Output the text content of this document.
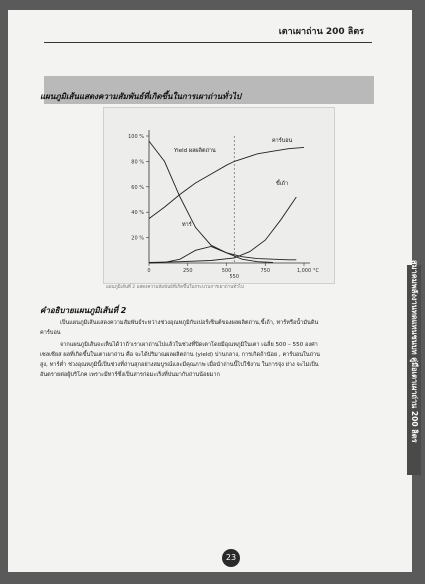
เตาเผาถ่าน 200 ลิตร
แผนภูมิเส้นแสดงความสัมพันธ์ที่เกิดขึ้นในการเผาถ่านทั่วไป
20 %
40 %
60 %
80 %
100 %
0	250	500	750	1,000 °C
550
Yield ผลผลิตถ่าน
คาร์บอน
ขี้เถ้า
ทาร์
แผนภูมิเส้นที่ 2 แสดงความสัมพันธ์ที่เกิดขึ้นในกระบวนการเผาถ่านทั่วไป
คำอธิบายแผนภูมิเส้นที่ 2
เป็นแผนภูมิเส้นแสดงความสัมพันธ์ระหว่างช่วงอุณหภูมิกับเปอร์เซ็นต์ของผลผลิตถ่าน,ขี้เถ้า, ทาร์หรือน้ำมันดิน
คาร์บอน
จากแผนภูมิเส้นจะเห็นได้ว่าถ้าเราเผาถ่านไปแล้วในช่วงที่ปิดเตาโดยมีอุณหภูมิในเตา เฉลี่ย 500 – 550 องศา
เซลเซียส ผลที่เกิดขึ้นในเตาเผาถ่าน คือ จะได้ปริมาณผลผลิตถ่าน (yield) ปานกลาง, การเกิดถ้านัอย , คาร์บอนในถ่าน
สูง, ทาร์ต่ำ ช่วงอุณหภูมินี้เป็นช่วงที่ถ่านสุกอย่างสมบูรณ์และมีคุณภาพ เมื่อนำถ่านนี้ไปใช้งาน ในการจุ่ง ย่าง จะไม่เป็น
อันตรายต่อผู้บริโภค เพราะมีทาร์ซึ่งเป็นสารก่อมะเร็งที่ปนมากับถ่านน้อยมาก
23
สมาคมพลังงานทดแทนชนบท คู่มือเตาเผาถ่าน 200 ลิตร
------------------------
* Exercise requirements
Print every entry exactly as written, without the pictures.

* Result of the task
Output the text content of this document.
เตาเผาถ่าน 200 ลิตร
แผนภูมิเส้นแสดงความสัมพันธ์ที่เกิดขึ้นในการเผาถ่านทั่วไป
20 %
40 %
60 %
80 %
100 %
0	250	500	750	1,000 °C
550
Yield ผลผลิตถ่าน
คาร์บอน
ขี้เถ้า
ทาร์
แผนภูมิเส้นที่ 2 แสดงความสัมพันธ์ที่เกิดขึ้นในกระบวนการเผาถ่านทั่วไป
คำอธิบายแผนภูมิเส้นที่ 2
เป็นแผนภูมิเส้นแสดงความสัมพันธ์ระหว่างช่วงอุณหภูมิกับเปอร์เซ็นต์ของผลผลิตถ่าน,ขี้เถ้า, ทาร์หรือน้ำมันดิน
คาร์บอน
จากแผนภูมิเส้นจะเห็นได้ว่าถ้าเราเผาถ่านไปแล้วในช่วงที่ปิดเตาโดยมีอุณหภูมิในเตา เฉลี่ย 500 – 550 องศา
เซลเซียส ผลที่เกิดขึ้นในเตาเผาถ่าน คือ จะได้ปริมาณผลผลิตถ่าน (yield) ปานกลาง, การเกิดถ้านัอย , คาร์บอนในถ่าน
สูง, ทาร์ต่ำ ช่วงอุณหภูมินี้เป็นช่วงที่ถ่านสุกอย่างสมบูรณ์และมีคุณภาพ เมื่อนำถ่านนี้ไปใช้งาน ในการจุ่ง ย่าง จะไม่เป็น
อันตรายต่อผู้บริโภค เพราะมีทาร์ซึ่งเป็นสารก่อมะเร็งที่ปนมากับถ่านน้อยมาก
23
สมาคมพลังงานทดแทนชนบท คู่มือเตาเผาถ่าน 200 ลิตร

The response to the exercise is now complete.